- THE DATA:
┄┄┄┄┄┄

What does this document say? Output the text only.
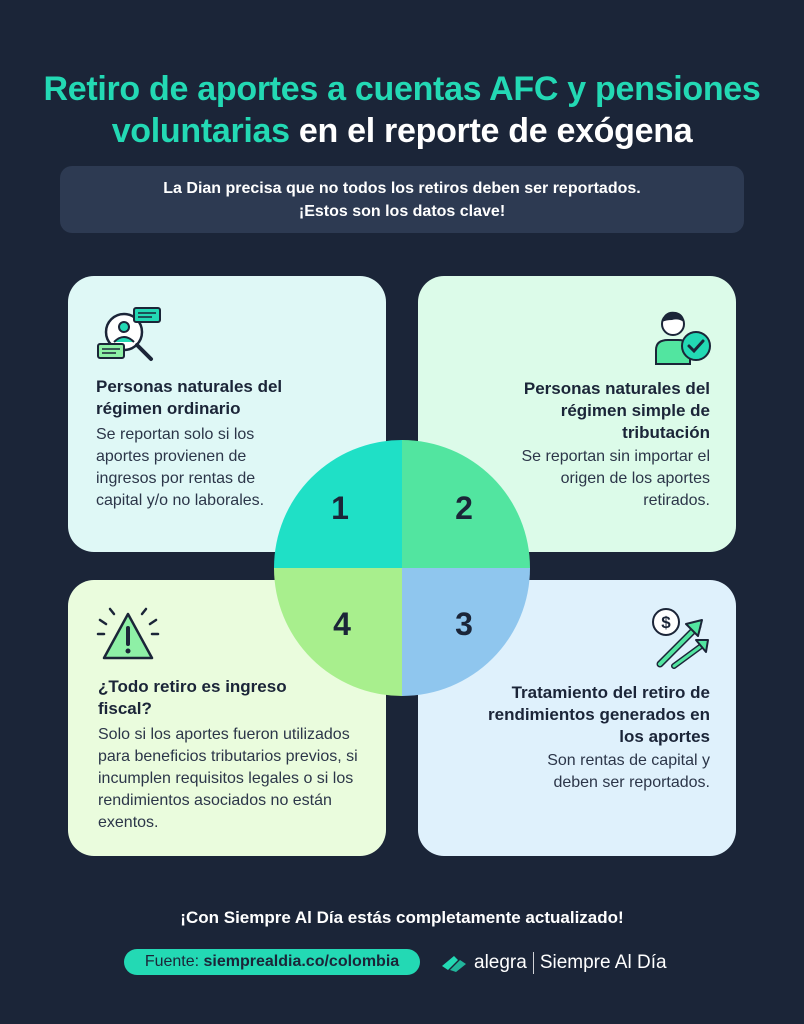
Retiro de aportes a cuentas AFC y pensiones
voluntarias en el reporte de exógena
La Dian precisa que no todos los retiros deben ser reportados.
¡Estos son los datos clave!
1	2
3
4
Personas naturales del régimen ordinario
Se reportan solo si los aportes provienen de ingresos por rentas de capital y/o no laborales.
Personas naturales del régimen simple de tributación
Se reportan sin importar el origen de los aportes retirados.
¿Todo retiro es ingreso fiscal?
Solo si los aportes fueron utilizados para beneficios tributarios previos, si incumplen requisitos legales o si los rendimientos asociados no están exentos.
$
Tratamiento del retiro de rendimientos generados en los aportes
Son rentas de capital y deben ser reportados.
¡Con Siempre Al Día estás completamente actualizado!
Fuente: siemprealdia.co/colombia	alegra Siempre Al Día
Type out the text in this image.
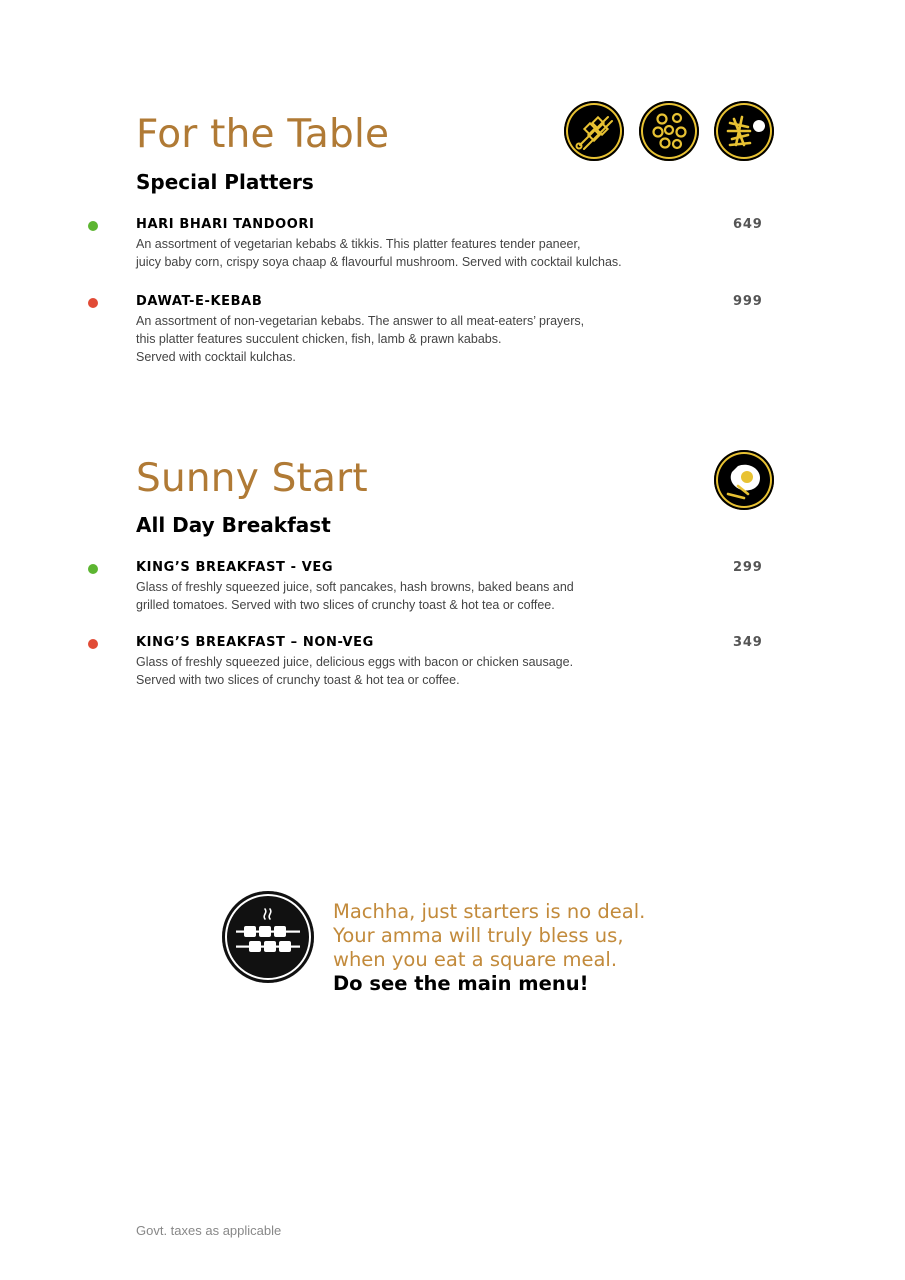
For the Table
Special Platters
HARI BHARI TANDOORI	649
An assortment of vegetarian kebabs & tikkis. This platter features tender paneer,
juicy baby corn, crispy soya chaap & flavourful mushroom. Served with cocktail kulchas.
DAWAT-E-KEBAB	999
An assortment of non-vegetarian kebabs. The answer to all meat-eaters’ prayers,
this platter features succulent chicken, fish, lamb & prawn kababs.
Served with cocktail kulchas.
Sunny Start
All Day Breakfast
KING’S BREAKFAST - VEG	299
Glass of freshly squeezed juice, soft pancakes, hash browns, baked beans and
grilled tomatoes. Served with two slices of crunchy toast & hot tea or coffee.
KING’S BREAKFAST – NON-VEG	349
Glass of freshly squeezed juice, delicious eggs with bacon or chicken sausage.
Served with two slices of crunchy toast & hot tea or coffee.
Machha, just starters is no deal.
Your amma will truly bless us,
when you eat a square meal.
Do see the main menu!
Govt. taxes as applicable
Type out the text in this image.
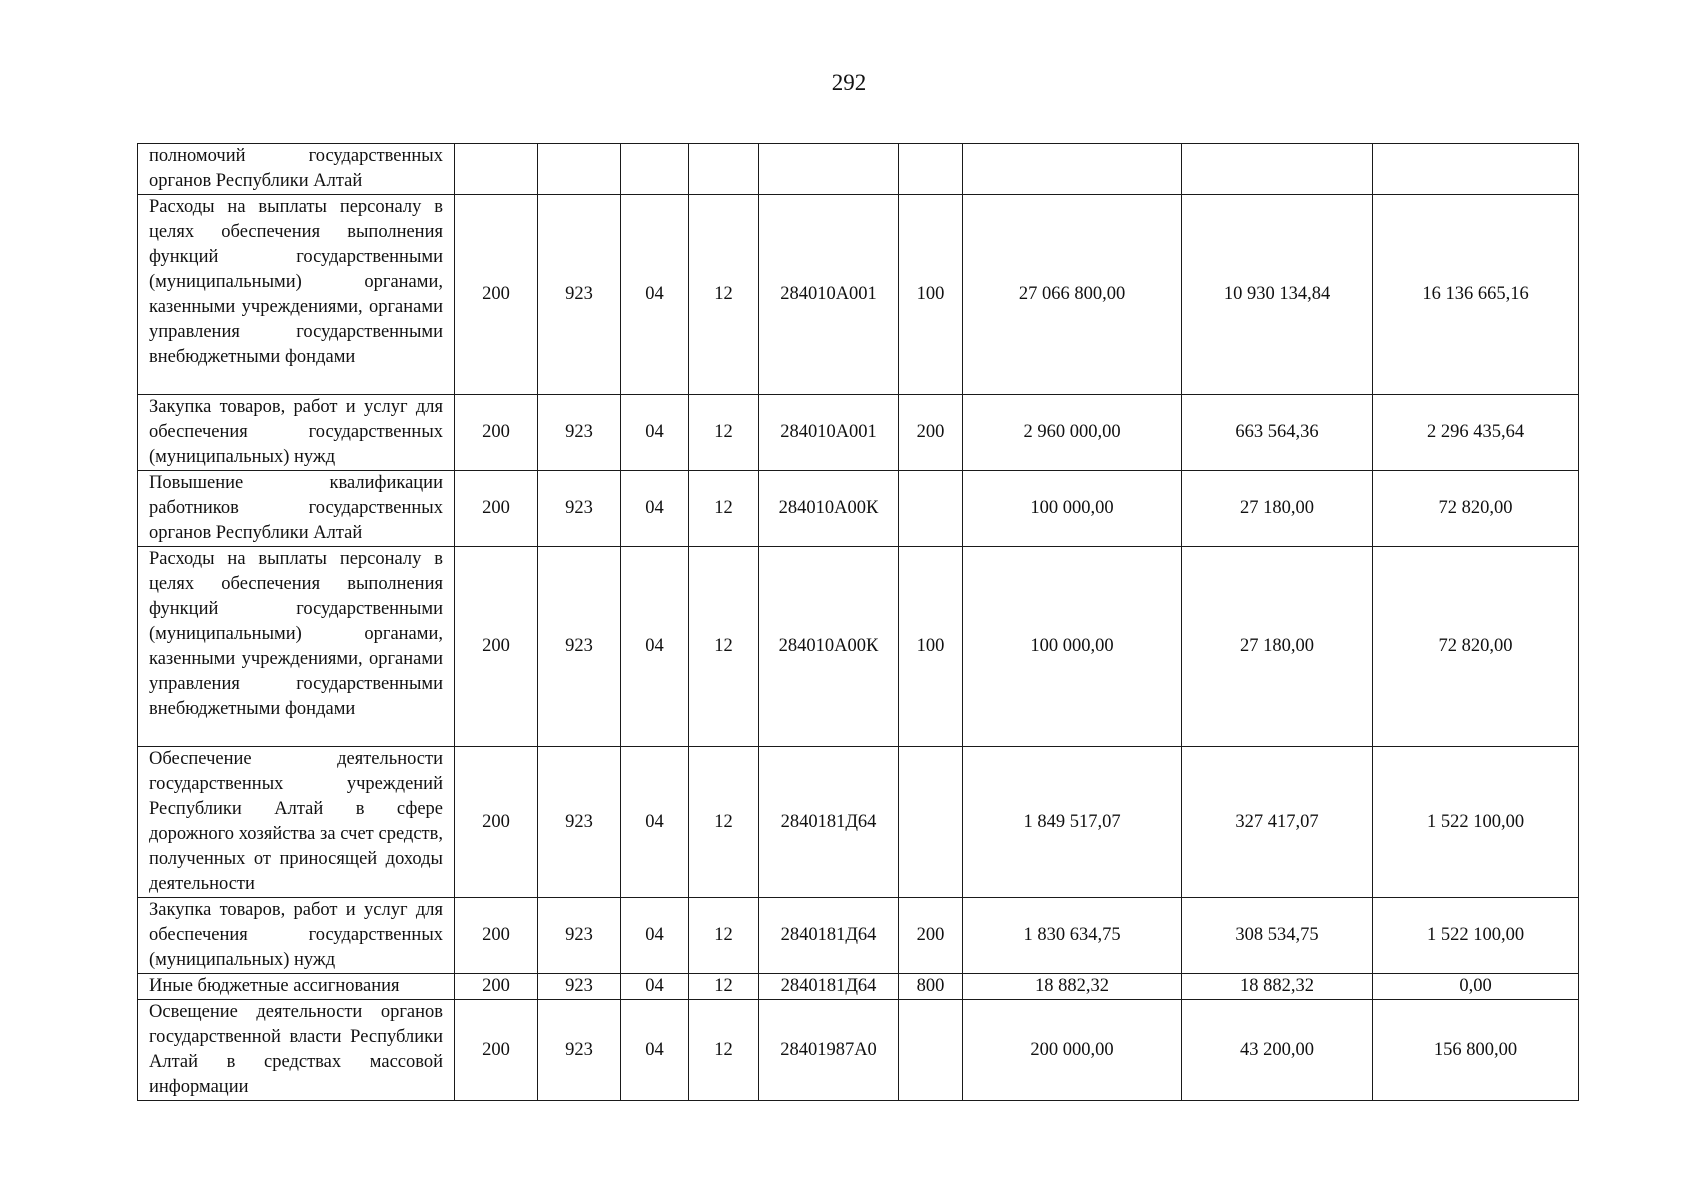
292
полномочий государственных органов Республики Алтай									
Расходы на выплаты персоналу в целях обеспечения выполнения функций государственными (муниципальными) органами, казенными учреждениями, органами управления государственными внебюджетными фондами	200	923	04	12	284010А001	100	27 066 800,00	10 930 134,84	16 136 665,16
Закупка товаров, работ и услуг для обеспечения государственных (муниципальных) нужд	200	923	04	12	284010А001	200	2 960 000,00	663 564,36	2 296 435,64
Повышение квалификации работников государственных органов Республики Алтай	200	923	04	12	284010А00К		100 000,00	27 180,00	72 820,00
Расходы на выплаты персоналу в целях обеспечения выполнения функций государственными (муниципальными) органами, казенными учреждениями, органами управления государственными внебюджетными фондами	200	923	04	12	284010А00К	100	100 000,00	27 180,00	72 820,00
Обеспечение деятельности государственных учреждений Республики Алтай в сфере дорожного хозяйства за счет средств, полученных от приносящей доходы деятельности	200	923	04	12	2840181Д64		1 849 517,07	327 417,07	1 522 100,00
Закупка товаров, работ и услуг для обеспечения государственных (муниципальных) нужд	200	923	04	12	2840181Д64	200	1 830 634,75	308 534,75	1 522 100,00
Иные бюджетные ассигнования	200	923	04	12	2840181Д64	800	18 882,32	18 882,32	0,00
Освещение деятельности органов государственной власти Республики Алтай в средствах массовой информации	200	923	04	12	28401987А0		200 000,00	43 200,00	156 800,00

┄┄┄┄┄┄

- EXERCISE: Write out every line of the entries that holds the word "учреждениями".

- THE OUTPUT:
Расходы на выплаты персоналу в целях обеспечения выполнения функций государственными (муниципальными) органами, казенными учреждениями, органами управления государственными внебюджетными фондами	200	923	04	12	284010А001	100	27 066 800,00	10 930 134,84	16 136 665,16
Расходы на выплаты персоналу в целях обеспечения выполнения функций государственными (муниципальными) органами, казенными учреждениями, органами управления государственными внебюджетными фондами	200	923	04	12	284010А00К	100	100 000,00	27 180,00	72 820,00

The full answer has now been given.